- [Problem requirements]: Return the listing below word for word.

- [Input material]:

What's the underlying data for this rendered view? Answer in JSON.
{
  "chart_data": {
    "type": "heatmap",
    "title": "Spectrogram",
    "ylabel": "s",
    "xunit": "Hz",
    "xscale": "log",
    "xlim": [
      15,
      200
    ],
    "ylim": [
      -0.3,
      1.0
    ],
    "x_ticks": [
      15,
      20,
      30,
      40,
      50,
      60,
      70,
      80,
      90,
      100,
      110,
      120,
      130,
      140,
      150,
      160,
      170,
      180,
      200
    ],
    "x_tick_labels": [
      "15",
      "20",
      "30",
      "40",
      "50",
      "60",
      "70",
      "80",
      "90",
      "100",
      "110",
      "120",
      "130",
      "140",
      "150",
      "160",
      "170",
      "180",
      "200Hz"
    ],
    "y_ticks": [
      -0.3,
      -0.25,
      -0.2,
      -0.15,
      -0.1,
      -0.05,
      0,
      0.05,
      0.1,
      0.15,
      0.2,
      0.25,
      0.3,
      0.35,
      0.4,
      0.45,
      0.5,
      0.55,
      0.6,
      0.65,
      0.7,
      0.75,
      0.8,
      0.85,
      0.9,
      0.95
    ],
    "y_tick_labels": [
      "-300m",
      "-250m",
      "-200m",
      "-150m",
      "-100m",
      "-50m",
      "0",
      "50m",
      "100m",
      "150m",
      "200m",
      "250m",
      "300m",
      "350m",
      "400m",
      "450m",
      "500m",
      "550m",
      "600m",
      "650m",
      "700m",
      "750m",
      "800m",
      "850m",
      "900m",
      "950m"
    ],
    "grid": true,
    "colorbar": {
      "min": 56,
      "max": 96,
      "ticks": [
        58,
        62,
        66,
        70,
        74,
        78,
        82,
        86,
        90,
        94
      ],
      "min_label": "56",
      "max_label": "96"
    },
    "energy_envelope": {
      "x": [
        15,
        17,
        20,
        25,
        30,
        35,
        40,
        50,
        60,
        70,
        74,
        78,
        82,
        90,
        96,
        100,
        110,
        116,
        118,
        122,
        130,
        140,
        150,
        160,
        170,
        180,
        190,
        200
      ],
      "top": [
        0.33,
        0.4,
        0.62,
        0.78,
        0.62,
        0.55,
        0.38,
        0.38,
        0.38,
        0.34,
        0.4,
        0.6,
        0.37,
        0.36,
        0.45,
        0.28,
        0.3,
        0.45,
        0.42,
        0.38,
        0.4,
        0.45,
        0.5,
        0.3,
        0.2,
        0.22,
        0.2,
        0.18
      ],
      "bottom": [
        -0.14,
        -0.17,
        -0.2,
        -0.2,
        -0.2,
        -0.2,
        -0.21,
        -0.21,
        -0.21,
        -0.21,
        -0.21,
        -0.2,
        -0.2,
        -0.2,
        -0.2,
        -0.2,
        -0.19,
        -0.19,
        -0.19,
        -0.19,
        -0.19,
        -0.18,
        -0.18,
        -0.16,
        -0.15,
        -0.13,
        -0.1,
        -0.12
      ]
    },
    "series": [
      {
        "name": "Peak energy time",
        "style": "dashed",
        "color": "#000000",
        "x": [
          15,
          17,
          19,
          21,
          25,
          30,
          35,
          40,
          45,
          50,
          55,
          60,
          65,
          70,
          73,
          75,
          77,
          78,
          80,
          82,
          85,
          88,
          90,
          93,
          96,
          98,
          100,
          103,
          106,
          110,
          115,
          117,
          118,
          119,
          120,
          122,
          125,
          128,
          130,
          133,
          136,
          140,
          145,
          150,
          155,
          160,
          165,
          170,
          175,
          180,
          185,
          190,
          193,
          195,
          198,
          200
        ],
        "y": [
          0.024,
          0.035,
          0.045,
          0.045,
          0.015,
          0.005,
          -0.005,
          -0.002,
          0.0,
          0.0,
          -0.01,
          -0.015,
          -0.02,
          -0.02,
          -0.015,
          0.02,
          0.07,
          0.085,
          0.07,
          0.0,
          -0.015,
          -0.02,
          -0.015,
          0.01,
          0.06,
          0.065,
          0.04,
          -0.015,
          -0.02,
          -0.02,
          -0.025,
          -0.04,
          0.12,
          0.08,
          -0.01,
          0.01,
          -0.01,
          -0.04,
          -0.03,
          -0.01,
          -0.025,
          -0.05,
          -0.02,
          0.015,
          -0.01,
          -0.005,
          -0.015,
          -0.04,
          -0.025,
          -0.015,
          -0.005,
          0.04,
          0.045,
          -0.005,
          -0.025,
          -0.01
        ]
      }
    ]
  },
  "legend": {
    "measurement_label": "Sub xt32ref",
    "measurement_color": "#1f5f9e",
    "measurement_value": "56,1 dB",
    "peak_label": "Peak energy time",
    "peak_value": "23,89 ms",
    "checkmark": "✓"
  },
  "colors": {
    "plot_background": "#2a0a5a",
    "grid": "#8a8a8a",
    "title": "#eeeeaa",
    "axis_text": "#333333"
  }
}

- [Output for this exercise]:
What's the underlying data for this rendered view? Answer in JSON.
{
  "chart_data": {
    "type": "heatmap",
    "title": "Spectrogram",
    "ylabel": "s",
    "xunit": "Hz",
    "xscale": "log",
    "xlim": [
      15,
      200
    ],
    "ylim": [
      -0.3,
      1.0
    ],
    "x_ticks": [
      15,
      20,
      30,
      40,
      50,
      60,
      70,
      80,
      90,
      100,
      110,
      120,
      130,
      140,
      150,
      160,
      170,
      180,
      200
    ],
    "x_tick_labels": [
      "15",
      "20",
      "30",
      "40",
      "50",
      "60",
      "70",
      "80",
      "90",
      "100",
      "110",
      "120",
      "130",
      "140",
      "150",
      "160",
      "170",
      "180",
      "200Hz"
    ],
    "y_ticks": [
      -0.3,
      -0.25,
      -0.2,
      -0.15,
      -0.1,
      -0.05,
      0,
      0.05,
      0.1,
      0.15,
      0.2,
      0.25,
      0.3,
      0.35,
      0.4,
      0.45,
      0.5,
      0.55,
      0.6,
      0.65,
      0.7,
      0.75,
      0.8,
      0.85,
      0.9,
      0.95
    ],
    "y_tick_labels": [
      "-300m",
      "-250m",
      "-200m",
      "-150m",
      "-100m",
      "-50m",
      "0",
      "50m",
      "100m",
      "150m",
      "200m",
      "250m",
      "300m",
      "350m",
      "400m",
      "450m",
      "500m",
      "550m",
      "600m",
      "650m",
      "700m",
      "750m",
      "800m",
      "850m",
      "900m",
      "950m"
    ],
    "grid": true,
    "colorbar": {
      "min": 56,
      "max": 96,
      "ticks": [
        58,
        62,
        66,
        70,
        74,
        78,
        82,
        86,
        90,
        94
      ],
      "min_label": "56",
      "max_label": "96"
    },
    "energy_envelope": {
      "x": [
        15,
        17,
        20,
        25,
        30,
        35,
        40,
        50,
        60,
        70,
        74,
        78,
        82,
        90,
        96,
        100,
        110,
        116,
        118,
        122,
        130,
        140,
        150,
        160,
        170,
        180,
        190,
        200
      ],
      "top": [
        0.33,
        0.4,
        0.62,
        0.78,
        0.62,
        0.55,
        0.38,
        0.38,
        0.38,
        0.34,
        0.4,
        0.6,
        0.37,
        0.36,
        0.45,
        0.28,
        0.3,
        0.45,
        0.42,
        0.38,
        0.4,
        0.45,
        0.5,
        0.3,
        0.2,
        0.22,
        0.2,
        0.18
      ],
      "bottom": [
        -0.14,
        -0.17,
        -0.2,
        -0.2,
        -0.2,
        -0.2,
        -0.21,
        -0.21,
        -0.21,
        -0.21,
        -0.21,
        -0.2,
        -0.2,
        -0.2,
        -0.2,
        -0.2,
        -0.19,
        -0.19,
        -0.19,
        -0.19,
        -0.19,
        -0.18,
        -0.18,
        -0.16,
        -0.15,
        -0.13,
        -0.1,
        -0.12
      ]
    },
    "series": [
      {
        "name": "Peak energy time",
        "style": "dashed",
        "color": "#000000",
        "x": [
          15,
          17,
          19,
          21,
          25,
          30,
          35,
          40,
          45,
          50,
          55,
          60,
          65,
          70,
          73,
          75,
          77,
          78,
          80,
          82,
          85,
          88,
          90,
          93,
          96,
          98,
          100,
          103,
          106,
          110,
          115,
          117,
          118,
          119,
          120,
          122,
          125,
          128,
          130,
          133,
          136,
          140,
          145,
          150,
          155,
          160,
          165,
          170,
          175,
          180,
          185,
          190,
          193,
          195,
          198,
          200
        ],
        "y": [
          0.024,
          0.035,
          0.045,
          0.045,
          0.015,
          0.005,
          -0.005,
          -0.002,
          0.0,
          0.0,
          -0.01,
          -0.015,
          -0.02,
          -0.02,
          -0.015,
          0.02,
          0.07,
          0.085,
          0.07,
          0.0,
          -0.015,
          -0.02,
          -0.015,
          0.01,
          0.06,
          0.065,
          0.04,
          -0.015,
          -0.02,
          -0.02,
          -0.025,
          -0.04,
          0.12,
          0.08,
          -0.01,
          0.01,
          -0.01,
          -0.04,
          -0.03,
          -0.01,
          -0.025,
          -0.05,
          -0.02,
          0.015,
          -0.01,
          -0.005,
          -0.015,
          -0.04,
          -0.025,
          -0.015,
          -0.005,
          0.04,
          0.045,
          -0.005,
          -0.025,
          -0.01
        ]
      }
    ]
  },
  "legend": {
    "measurement_label": "Sub xt32ref",
    "measurement_color": "#1f5f9e",
    "measurement_value": "56,1 dB",
    "peak_label": "Peak energy time",
    "peak_value": "23,89 ms",
    "checkmark": "✓"
  },
  "colors": {
    "plot_background": "#2a0a5a",
    "grid": "#8a8a8a",
    "title": "#eeeeaa",
    "axis_text": "#333333"
  }
}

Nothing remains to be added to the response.